## DESCRIPTION OF THE TASK:
Repeat the records below exactly as they appear.

## MATERIAL:

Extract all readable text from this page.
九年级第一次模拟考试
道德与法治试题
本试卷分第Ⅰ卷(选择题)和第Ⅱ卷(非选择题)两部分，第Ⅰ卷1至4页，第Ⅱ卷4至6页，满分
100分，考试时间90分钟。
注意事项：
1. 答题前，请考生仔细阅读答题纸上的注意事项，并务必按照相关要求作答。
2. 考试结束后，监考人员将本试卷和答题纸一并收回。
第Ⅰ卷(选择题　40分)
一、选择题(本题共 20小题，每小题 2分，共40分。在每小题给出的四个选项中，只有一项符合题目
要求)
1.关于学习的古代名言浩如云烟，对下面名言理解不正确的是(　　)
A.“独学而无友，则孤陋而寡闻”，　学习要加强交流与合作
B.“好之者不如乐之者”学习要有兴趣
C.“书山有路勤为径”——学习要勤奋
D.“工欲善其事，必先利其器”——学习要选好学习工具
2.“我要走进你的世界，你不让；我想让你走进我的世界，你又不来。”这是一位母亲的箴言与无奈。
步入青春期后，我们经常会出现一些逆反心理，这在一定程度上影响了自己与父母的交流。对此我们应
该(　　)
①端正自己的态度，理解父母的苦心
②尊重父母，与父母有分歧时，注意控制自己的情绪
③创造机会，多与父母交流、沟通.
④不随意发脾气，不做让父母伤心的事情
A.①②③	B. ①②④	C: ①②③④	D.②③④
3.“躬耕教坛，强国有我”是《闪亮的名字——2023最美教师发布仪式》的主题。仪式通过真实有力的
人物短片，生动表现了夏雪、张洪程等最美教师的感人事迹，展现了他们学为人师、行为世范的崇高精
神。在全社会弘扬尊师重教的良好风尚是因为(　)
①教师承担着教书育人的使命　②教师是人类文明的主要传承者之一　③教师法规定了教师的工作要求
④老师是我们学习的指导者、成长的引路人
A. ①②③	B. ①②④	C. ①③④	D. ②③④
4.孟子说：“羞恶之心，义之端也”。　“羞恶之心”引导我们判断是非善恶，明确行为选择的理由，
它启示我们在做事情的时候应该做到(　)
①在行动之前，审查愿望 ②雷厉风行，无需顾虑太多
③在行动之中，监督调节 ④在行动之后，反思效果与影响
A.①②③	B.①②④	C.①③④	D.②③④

## WORKED SOLUTION:
Extract all readable text from this page.
九年级第一次模拟考试
道德与法治试题
本试卷分第Ⅰ卷(选择题)和第Ⅱ卷(非选择题)两部分，第Ⅰ卷1至4页，第Ⅱ卷4至6页，满分
100分，考试时间90分钟。
注意事项：
1. 答题前，请考生仔细阅读答题纸上的注意事项，并务必按照相关要求作答。
2. 考试结束后，监考人员将本试卷和答题纸一并收回。
第Ⅰ卷(选择题　40分)
一、选择题(本题共 20小题，每小题 2分，共40分。在每小题给出的四个选项中，只有一项符合题目
要求)
1.关于学习的古代名言浩如云烟，对下面名言理解不正确的是(　　)
A.“独学而无友，则孤陋而寡闻”，　学习要加强交流与合作
B.“好之者不如乐之者”学习要有兴趣
C.“书山有路勤为径”——学习要勤奋
D.“工欲善其事，必先利其器”——学习要选好学习工具
2.“我要走进你的世界，你不让；我想让你走进我的世界，你又不来。”这是一位母亲的箴言与无奈。
步入青春期后，我们经常会出现一些逆反心理，这在一定程度上影响了自己与父母的交流。对此我们应
该(　　)
①端正自己的态度，理解父母的苦心
②尊重父母，与父母有分歧时，注意控制自己的情绪
③创造机会，多与父母交流、沟通.
④不随意发脾气，不做让父母伤心的事情
A.①②③	B. ①②④	C: ①②③④	D.②③④
3.“躬耕教坛，强国有我”是《闪亮的名字——2023最美教师发布仪式》的主题。仪式通过真实有力的
人物短片，生动表现了夏雪、张洪程等最美教师的感人事迹，展现了他们学为人师、行为世范的崇高精
神。在全社会弘扬尊师重教的良好风尚是因为(　)
①教师承担着教书育人的使命　②教师是人类文明的主要传承者之一　③教师法规定了教师的工作要求
④老师是我们学习的指导者、成长的引路人
A. ①②③	B. ①②④	C. ①③④	D. ②③④
4.孟子说：“羞恶之心，义之端也”。　“羞恶之心”引导我们判断是非善恶，明确行为选择的理由，
它启示我们在做事情的时候应该做到(　)
①在行动之前，审查愿望 ②雷厉风行，无需顾虑太多
③在行动之中，监督调节 ④在行动之后，反思效果与影响
A.①②③	B.①②④	C.①③④	D.②③④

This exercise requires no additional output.